* start THE INPUT *
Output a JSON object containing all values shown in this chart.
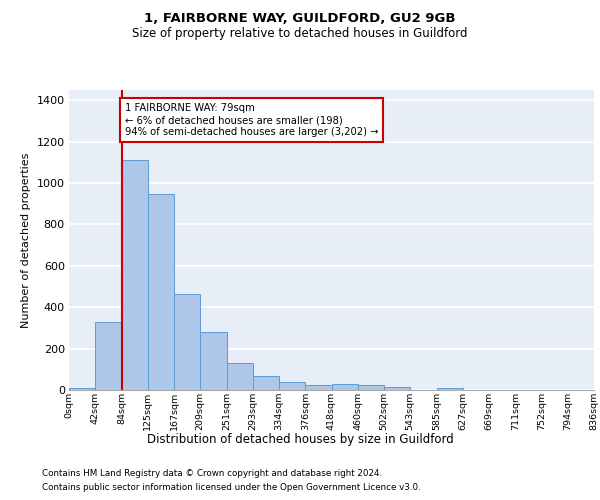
{
  "title1": "1, FAIRBORNE WAY, GUILDFORD, GU2 9GB",
  "title2": "Size of property relative to detached houses in Guildford",
  "xlabel": "Distribution of detached houses by size in Guildford",
  "ylabel": "Number of detached properties",
  "footnote1": "Contains HM Land Registry data © Crown copyright and database right 2024.",
  "footnote2": "Contains public sector information licensed under the Open Government Licence v3.0.",
  "bar_values": [
    10,
    330,
    1110,
    945,
    465,
    278,
    130,
    68,
    40,
    25,
    28,
    22,
    15,
    0,
    10,
    0,
    0,
    0,
    0,
    0
  ],
  "x_labels": [
    "0sqm",
    "42sqm",
    "84sqm",
    "125sqm",
    "167sqm",
    "209sqm",
    "251sqm",
    "293sqm",
    "334sqm",
    "376sqm",
    "418sqm",
    "460sqm",
    "502sqm",
    "543sqm",
    "585sqm",
    "627sqm",
    "669sqm",
    "711sqm",
    "752sqm",
    "794sqm",
    "836sqm"
  ],
  "bar_color": "#aec6e8",
  "bar_edge_color": "#5b9bd5",
  "background_color": "#e8eef8",
  "grid_color": "#ffffff",
  "red_line_x": 2,
  "annotation_text": "1 FAIRBORNE WAY: 79sqm\n← 6% of detached houses are smaller (198)\n94% of semi-detached houses are larger (3,202) →",
  "annotation_box_color": "#ffffff",
  "annotation_border_color": "#cc0000",
  "ylim": [
    0,
    1450
  ],
  "yticks": [
    0,
    200,
    400,
    600,
    800,
    1000,
    1200,
    1400
  ]
}
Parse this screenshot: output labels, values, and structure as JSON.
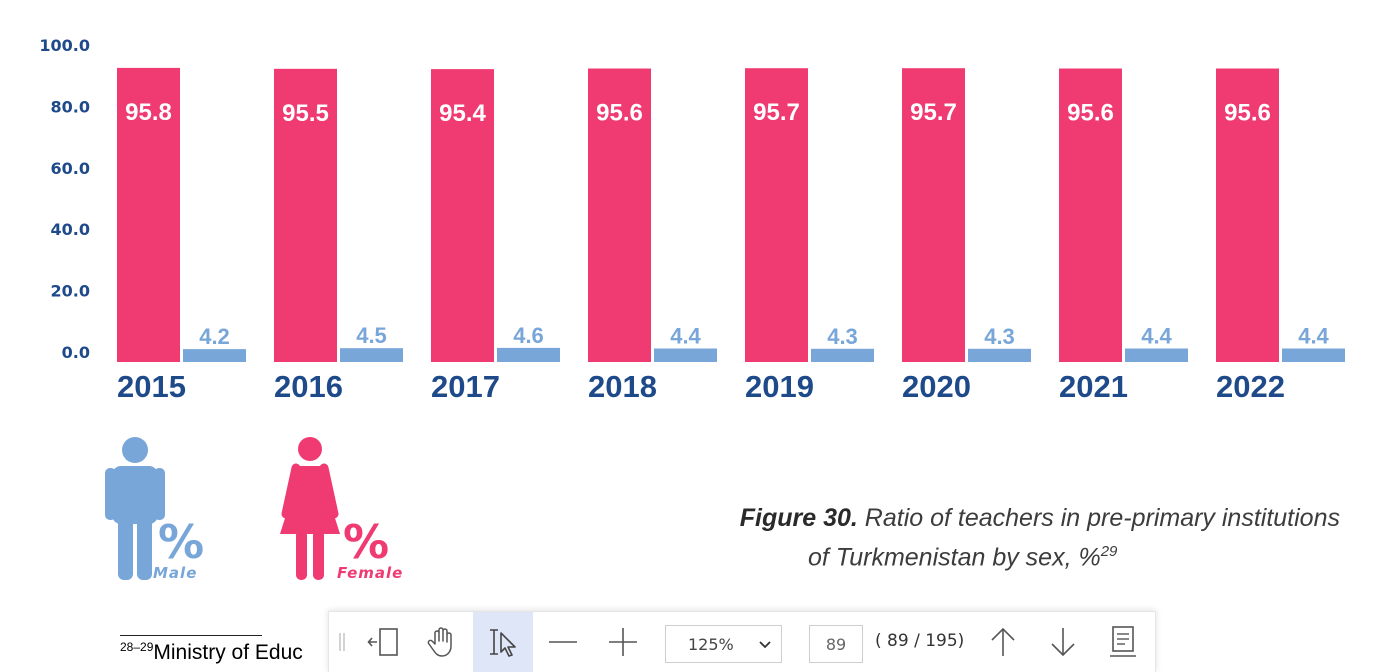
{
  "chart_data": {
    "type": "bar",
    "categories": [
      "2015",
      "2016",
      "2017",
      "2018",
      "2019",
      "2020",
      "2021",
      "2022"
    ],
    "series": [
      {
        "name": "Female",
        "values": [
          95.8,
          95.5,
          95.4,
          95.6,
          95.7,
          95.7,
          95.6,
          95.6
        ],
        "color": "#ef3a72"
      },
      {
        "name": "Male",
        "values": [
          4.2,
          4.5,
          4.6,
          4.4,
          4.3,
          4.3,
          4.4,
          4.4
        ],
        "color": "#78a6d8"
      }
    ],
    "ylim": [
      0,
      100
    ],
    "yticks": [
      "100.0",
      "80.0",
      "60.0",
      "40.0",
      "20.0",
      "0.0"
    ],
    "ytick_values": [
      100,
      80,
      60,
      40,
      20,
      0
    ],
    "data_labels": true,
    "grid": false,
    "axis_color": "#1f4a8a"
  },
  "legend": {
    "male_label": "Male",
    "female_label": "Female",
    "percent_symbol": "%",
    "male_icon": "male-person-icon",
    "female_icon": "female-person-icon"
  },
  "caption": {
    "figure": "Figure 30.",
    "line1": "Ratio of teachers in pre-primary institutions",
    "line2": "of Turkmenistan by sex, %",
    "footnote_ref": "29"
  },
  "footnote": {
    "ref": "28–29",
    "text": "Ministry of Educ"
  },
  "toolbar": {
    "zoom": "125%",
    "page_input": "89",
    "page_count": "( 89 / 195)",
    "icons": [
      "panel-toggle-icon",
      "hand-tool-icon",
      "select-tool-icon",
      "zoom-out-icon",
      "zoom-in-icon",
      "chevron-down-icon",
      "previous-page-icon",
      "next-page-icon",
      "page-options-icon"
    ]
  }
}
* end THE INPUT *
Each line containing "Contains" counts once; state the total number of such lines and nothing else.

2